(Dataset items)
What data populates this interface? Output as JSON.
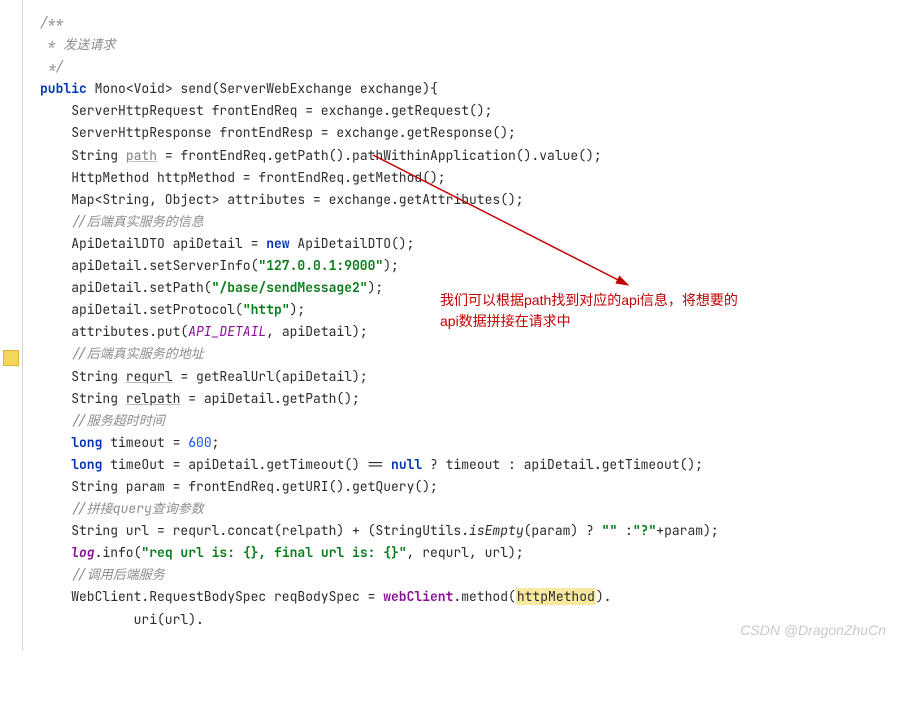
{
  "code": {
    "l1": "/**",
    "l2": " * 发送请求",
    "l3": " */",
    "l4a": "public",
    "l4b": " Mono<Void> send(ServerWebExchange exchange){",
    "l5": "    ServerHttpRequest frontEndReq = exchange.getRequest();",
    "l6": "    ServerHttpResponse frontEndResp = exchange.getResponse();",
    "l7a": "    String ",
    "l7b": "path",
    "l7c": " = frontEndReq.getPath().pathWithinApplication().value();",
    "l8": "",
    "l9": "    HttpMethod httpMethod = frontEndReq.getMethod();",
    "l10": "    Map<String, Object> attributes = exchange.getAttributes();",
    "l11": "    //后端真实服务的信息",
    "l12a": "    ApiDetailDTO apiDetail = ",
    "l12b": "new",
    "l12c": " ApiDetailDTO();",
    "l13a": "    apiDetail.setServerInfo(",
    "l13b": "\"127.0.0.1:9000\"",
    "l13c": ");",
    "l14a": "    apiDetail.setPath(",
    "l14b": "\"/base/sendMessage2\"",
    "l14c": ");",
    "l15a": "    apiDetail.setProtocol(",
    "l15b": "\"http\"",
    "l15c": ");",
    "l16": "",
    "l17a": "    attributes.put(",
    "l17b": "API_DETAIL",
    "l17c": ", apiDetail);",
    "l18": "    //后端真实服务的地址",
    "l19a": "    String ",
    "l19b": "requrl",
    "l19c": " = getRealUrl(apiDetail);",
    "l20": "",
    "l21a": "    String ",
    "l21b": "relpath",
    "l21c": " = apiDetail.getPath();",
    "l22": "    //服务超时时间",
    "l23a": "    ",
    "l23b": "long",
    "l23c": " timeout = ",
    "l23d": "600",
    "l23e": ";",
    "l24a": "    ",
    "l24b": "long",
    "l24c": " timeOut = apiDetail.getTimeout() == ",
    "l24d": "null",
    "l24e": " ? timeout : apiDetail.getTimeout();",
    "l25": "    String param = frontEndReq.getURI().getQuery();",
    "l26": "    //拼接query查询参数",
    "l27a": "    String url = requrl.concat(relpath) + (StringUtils.",
    "l27b": "isEmpty",
    "l27c": "(param) ? ",
    "l27d": "\"\"",
    "l27e": " :",
    "l27f": "\"?\"",
    "l27g": "+param);",
    "l28a": "    ",
    "l28b": "log",
    "l28c": ".info(",
    "l28d": "\"req url is: {}, final url is: {}\"",
    "l28e": ", requrl, url);",
    "l29": "    //调用后端服务",
    "l30a": "    WebClient.RequestBodySpec reqBodySpec = ",
    "l30b": "webClient",
    "l30c": ".method(",
    "l30d": "httpMethod",
    "l30e": ").",
    "l31": "            uri(url)."
  },
  "callout": {
    "line1": "我们可以根据path找到对应的api信息，将想要的",
    "line2": "api数据拼接在请求中"
  },
  "watermark": "CSDN @DragonZhuCn"
}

» **STATED PROBLEM**: Every line holding "relpath" should be copied out.

» **ANSWER FOR THIS EXERCISE**:
    "l21b": "relpath",
    "l27a": "    String url = requrl.concat(relpath) + (StringUtils.",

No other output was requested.